--- start Input rows ---

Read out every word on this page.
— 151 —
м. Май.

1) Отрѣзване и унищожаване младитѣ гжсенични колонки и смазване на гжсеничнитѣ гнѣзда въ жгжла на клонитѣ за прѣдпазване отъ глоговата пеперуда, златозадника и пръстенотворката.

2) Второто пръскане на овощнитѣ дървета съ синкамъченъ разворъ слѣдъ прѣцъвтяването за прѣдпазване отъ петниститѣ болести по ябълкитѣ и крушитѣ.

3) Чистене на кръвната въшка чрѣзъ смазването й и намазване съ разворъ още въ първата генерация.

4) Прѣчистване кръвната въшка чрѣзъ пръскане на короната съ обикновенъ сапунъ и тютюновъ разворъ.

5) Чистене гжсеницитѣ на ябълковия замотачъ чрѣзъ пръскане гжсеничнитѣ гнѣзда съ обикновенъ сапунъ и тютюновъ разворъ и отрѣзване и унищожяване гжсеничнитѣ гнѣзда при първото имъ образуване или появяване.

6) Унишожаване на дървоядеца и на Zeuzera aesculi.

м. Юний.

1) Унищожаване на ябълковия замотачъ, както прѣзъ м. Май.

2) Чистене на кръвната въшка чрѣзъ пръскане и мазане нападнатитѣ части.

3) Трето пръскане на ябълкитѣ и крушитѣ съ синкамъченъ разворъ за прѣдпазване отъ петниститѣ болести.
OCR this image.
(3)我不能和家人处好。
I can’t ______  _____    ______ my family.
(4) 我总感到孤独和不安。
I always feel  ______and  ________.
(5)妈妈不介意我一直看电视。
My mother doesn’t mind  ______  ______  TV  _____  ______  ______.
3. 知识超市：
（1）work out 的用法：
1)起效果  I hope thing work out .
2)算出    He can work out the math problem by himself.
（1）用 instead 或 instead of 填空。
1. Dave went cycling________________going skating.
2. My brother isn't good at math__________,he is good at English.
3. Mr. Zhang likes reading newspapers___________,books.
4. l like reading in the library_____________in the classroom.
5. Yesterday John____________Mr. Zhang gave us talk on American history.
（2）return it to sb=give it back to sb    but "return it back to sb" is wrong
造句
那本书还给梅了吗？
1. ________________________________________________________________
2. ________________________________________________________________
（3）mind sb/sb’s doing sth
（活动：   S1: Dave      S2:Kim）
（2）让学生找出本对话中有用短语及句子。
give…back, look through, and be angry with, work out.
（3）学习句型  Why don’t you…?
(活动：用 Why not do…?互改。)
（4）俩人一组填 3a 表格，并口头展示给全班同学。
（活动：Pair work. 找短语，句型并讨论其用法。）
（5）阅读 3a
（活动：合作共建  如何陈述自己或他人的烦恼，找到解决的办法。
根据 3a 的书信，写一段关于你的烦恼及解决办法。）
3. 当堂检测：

--- end Input rows ---

Take the line that contains "OCR this image." and each line after it down to the last of the records, and retype them exactly; add nothing else.

> [Finished exercise]:
OCR this image.
(3)我不能和家人处好。
I can’t ______  _____    ______ my family.
(4) 我总感到孤独和不安。
I always feel  ______and  ________.
(5)妈妈不介意我一直看电视。
My mother doesn’t mind  ______  ______  TV  _____  ______  ______.
3. 知识超市：
（1）work out 的用法：
1)起效果  I hope thing work out .
2)算出    He can work out the math problem by himself.
（1）用 instead 或 instead of 填空。
1. Dave went cycling________________going skating.
2. My brother isn't good at math__________,he is good at English.
3. Mr. Zhang likes reading newspapers___________,books.
4. l like reading in the library_____________in the classroom.
5. Yesterday John____________Mr. Zhang gave us talk on American history.
（2）return it to sb=give it back to sb    but "return it back to sb" is wrong
造句
那本书还给梅了吗？
1. ________________________________________________________________
2. ________________________________________________________________
（3）mind sb/sb’s doing sth
（活动：   S1: Dave      S2:Kim）
（2）让学生找出本对话中有用短语及句子。
give…back, look through, and be angry with, work out.
（3）学习句型  Why don’t you…?
(活动：用 Why not do…?互改。)
（4）俩人一组填 3a 表格，并口头展示给全班同学。
（活动：Pair work. 找短语，句型并讨论其用法。）
（5）阅读 3a
（活动：合作共建  如何陈述自己或他人的烦恼，找到解决的办法。
根据 3a 的书信，写一段关于你的烦恼及解决办法。）
3. 当堂检测：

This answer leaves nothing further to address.